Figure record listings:

━━━━━━

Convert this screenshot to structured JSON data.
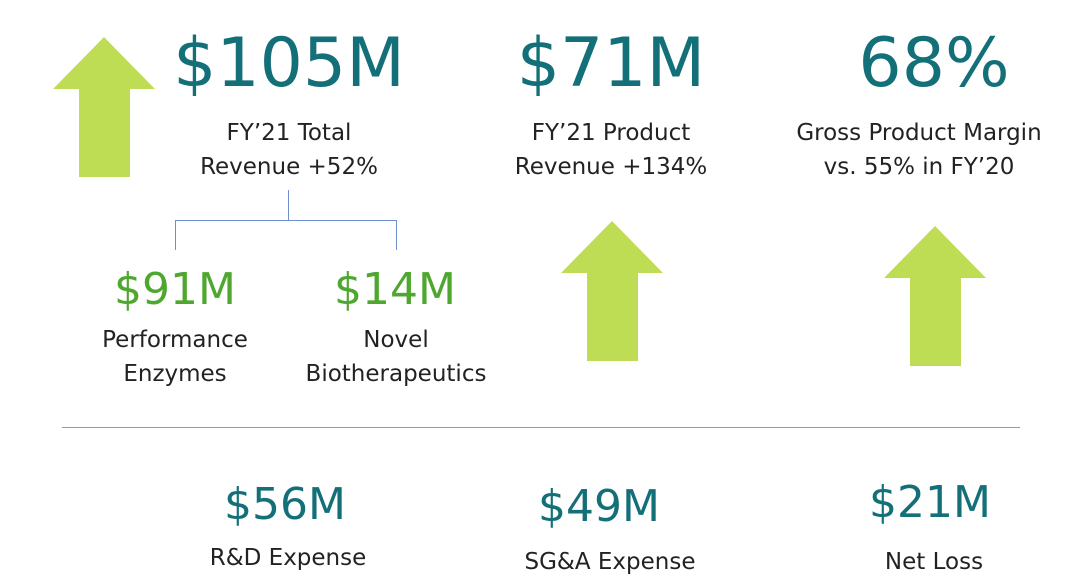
{
  "colors": {
    "teal": "#136f78",
    "green_text": "#4ea72e",
    "arrow": "#bedd55"
  },
  "top": [
    {
      "value": "$105M",
      "label1": "FY’21 Total",
      "label2": "Revenue +52%"
    },
    {
      "value": "$71M",
      "label1": "FY’21 Product",
      "label2": "Revenue +134%"
    },
    {
      "value": "68%",
      "label1": "Gross Product Margin",
      "label2": "vs. 55% in FY’20"
    }
  ],
  "breakdown": [
    {
      "value": "$91M",
      "label1": "Performance",
      "label2": "Enzymes"
    },
    {
      "value": "$14M",
      "label1": "Novel",
      "label2": "Biotherapeutics"
    }
  ],
  "bottom": [
    {
      "value": "$56M",
      "label": "R&D Expense"
    },
    {
      "value": "$49M",
      "label": "SG&A Expense"
    },
    {
      "value": "$21M",
      "label": "Net Loss"
    }
  ]
}
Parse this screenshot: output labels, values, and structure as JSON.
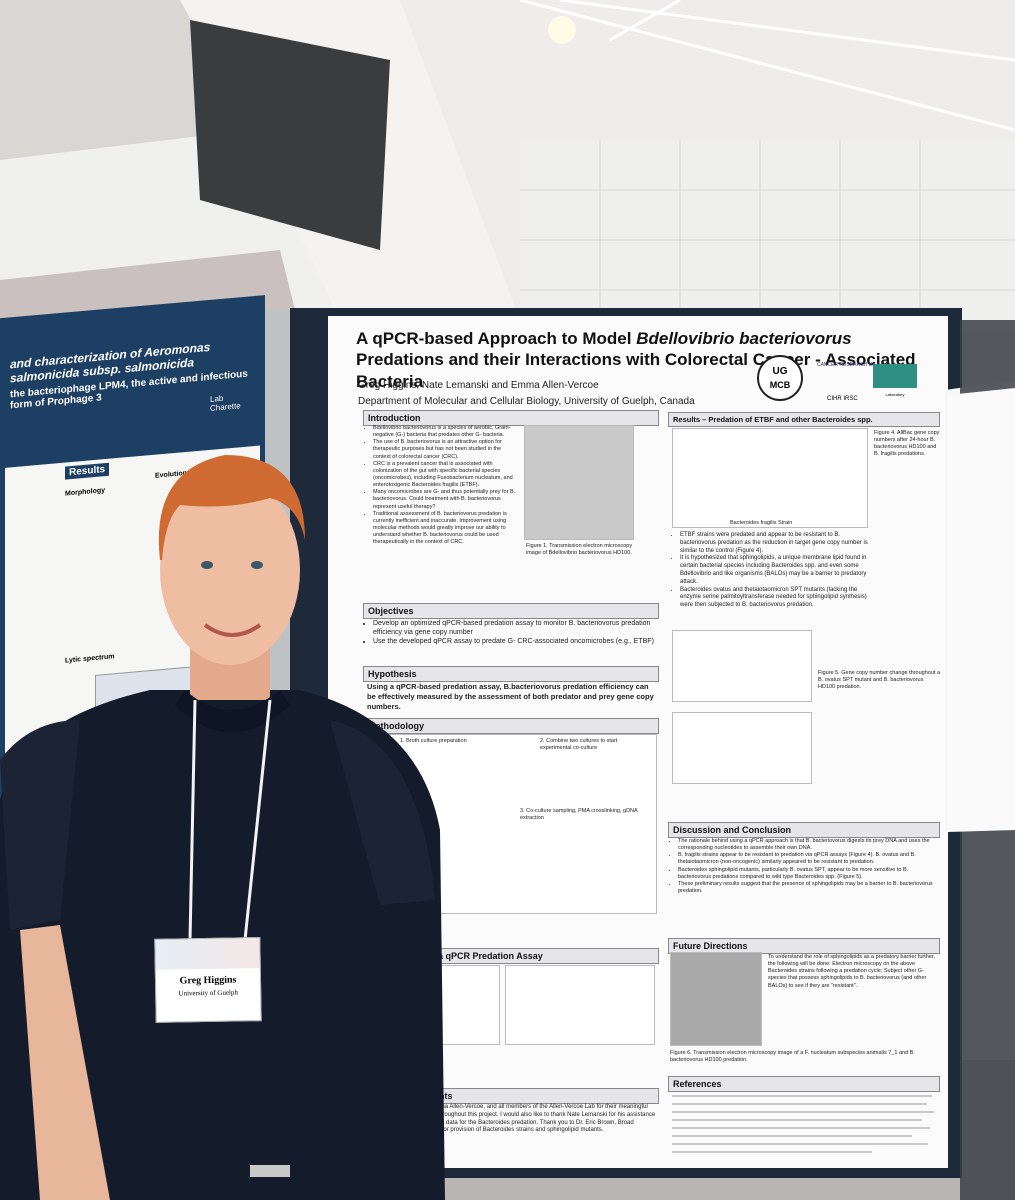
{
  "poster": {
    "title_parts": [
      "A qPCR-based Approach to Model ",
      "Bdellovibrio bacteriovorus",
      " Predations and their Interactions with Colorectal Cancer - Associated Bacteria"
    ],
    "authors": "Greg Higgins, Nate Lemanski and Emma Allen-Vercoe",
    "affiliation": "Department of Molecular and Cellular Biology, University of Guelph, Canada",
    "logos": [
      "UG",
      "MCB",
      "CANCER RESEARCH UK",
      "CIHR IRSC",
      "Laboratory"
    ],
    "introduction": {
      "heading": "Introduction",
      "bullets": [
        "Bdellovibrio bacteriovorus is a species of aerobic, Gram-negative (G-) bacteria that predates other G- bacteria.",
        "The use of B. bacteriovorus is an attractive option for therapeutic purposes but has not been studied in the context of colorectal cancer (CRC).",
        "CRC is a prevalent cancer that is associated with colonization of the gut with specific bacterial species (oncomicrobes), including Fusobacterium nucleatum, and enterotoxigenic Bacteroides fragilis (ETBF).",
        "Many oncomicrobes are G- and thus potentially prey for B. bacteriovorus. Could treatment with B. bacteriovorus represent useful therapy?",
        "Traditional assessment of B. bacteriovorus predation is currently inefficient and inaccurate. Improvement using molecular methods would greatly improve our ability to understand whether B. bacteriovorus could be used therapeutically in the context of CRC."
      ],
      "figure_caption": "Figure 1. Transmission electron microscopy image of Bdellovibrio bacteriovorus HD100."
    },
    "objectives": {
      "heading": "Objectives",
      "bullets": [
        "Develop an optimized qPCR-based predation assay to monitor B. bacteriovorus predation efficiency via gene copy number",
        "Use the developed qPCR assay to predate G- CRC-associated oncomicrobes (e.g., ETBF)"
      ]
    },
    "hypothesis": {
      "heading": "Hypothesis",
      "text": "Using a qPCR-based predation assay, B.bacteriovorus predation efficiency can be effectively measured by the assessment of both predator and prey gene copy numbers."
    },
    "methodology": {
      "heading": "Methodology",
      "steps": [
        "1. Broth culture preparation",
        "2. Combine two cultures to start experimental co-culture",
        "3. Co-culture sampling, PMA crosslinking, gDNA extraction"
      ]
    },
    "development": {
      "heading": "Development of a qPCR Predation Assay"
    },
    "acknowledgements": {
      "heading": "Acknowledgements",
      "text": "I would like to thank Dr. Emma Allen-Vercoe, and all members of the Allen-Vercoe Lab for their meaningful discussions and guidance throughout this project. I would also like to thank Nate Lemanski for his assistance in the lab and providing initial data for the Bacteroides predation. Thank you to Dr. Eric Brown, Broad Institute, Cambridge, Mass. for provision of Bacteroides strains and sphingolipid mutants."
    },
    "results": {
      "heading": "Results – Predation of ETBF and other Bacteroides spp.",
      "axis_label": "Bacteroides fragilis Strain",
      "bullets": [
        "ETBF strains were predated and appear to be resistant to B. bacteriovorus predation as the reduction in target gene copy number is similar to the control (Figure 4).",
        "It is hypothesized that sphingolipids, a unique membrane lipid found in certain bacterial species including Bacteroides spp. and even some Bdellovibrio and like organisms (BALOs) may be a barrier to predatory attack.",
        "Bacteroides ovatus and thetaiotaomicron SPT mutants (lacking the enzyme serine palmitoyltransferase needed for sphingolipid synthesis) were then subjected to B. bacteriovorus predation."
      ],
      "fig4_caption": "Figure 4. AllBac gene copy numbers after 24-hour B. bacteriovorus HD100 and B. fragilis predations.",
      "fig5_caption": "Figure 5. Gene copy number change throughout a B. ovatus SPT mutant and B. bacteriovorus HD100 predation."
    },
    "discussion": {
      "heading": "Discussion and Conclusion",
      "bullets": [
        "The rationale behind using a qPCR approach is that B. bacteriovorus digests its prey DNA and uses the corresponding nucleotides to assemble their own DNA.",
        "B. fragilis strains appear to be resistant to predation via qPCR assays (Figure 4). B. ovatus and B. thetaiotaomicron (non-oncogenic) similarly appeared to be resistant to predation.",
        "Bacteroides sphingolipid mutants, particularly B. ovatus SPT, appear to be more sensitive to B. bacteriovorus predations compared to wild type Bacteroides spp. (Figure 5).",
        "These preliminary results suggest that the presence of sphingolipids may be a barrier to B. bacteriovorus predation."
      ]
    },
    "future": {
      "heading": "Future Directions",
      "text": "To understand the role of sphingolipids as a predatory barrier further, the following will be done: Electron microscopy on the above Bacteroides strains following a predation cycle; Subject other G- species that possess sphingolipids to B. bacteriovorus (and other BALOs) to see if they are \"resistant\".",
      "caption": "Figure 6. Transmission electron microscopy image of a F. nucleatum subspecies animalis 7_1 and B. bacteriovorus HD100 predation."
    },
    "references": {
      "heading": "References"
    }
  },
  "left_poster": {
    "title": "and characterization of Aeromonas salmonicida subsp. salmonicida",
    "subtitle": "the bacteriophage LPM4, the active and infectious form of Prophage 3",
    "sections": [
      "Results",
      "Morphology",
      "Evolutionary relat",
      "Lytic spectrum"
    ],
    "logo": "Lab Charette"
  },
  "badge": {
    "name": "Greg Higgins",
    "org": "University of Guelph"
  }
}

━━━━━━

Scan the entries above for the string "were", and copy every line where it turns up.

        "ETBF strains were predated and appear to be resistant to B. bacteriovorus predation as the reduction in target gene copy number is similar to the control (Figure 4).",
        "Bacteroides ovatus and thetaiotaomicron SPT mutants (lacking the enzyme serine palmitoyltransferase needed for sphingolipid synthesis) were then subjected to B. bacteriovorus predation."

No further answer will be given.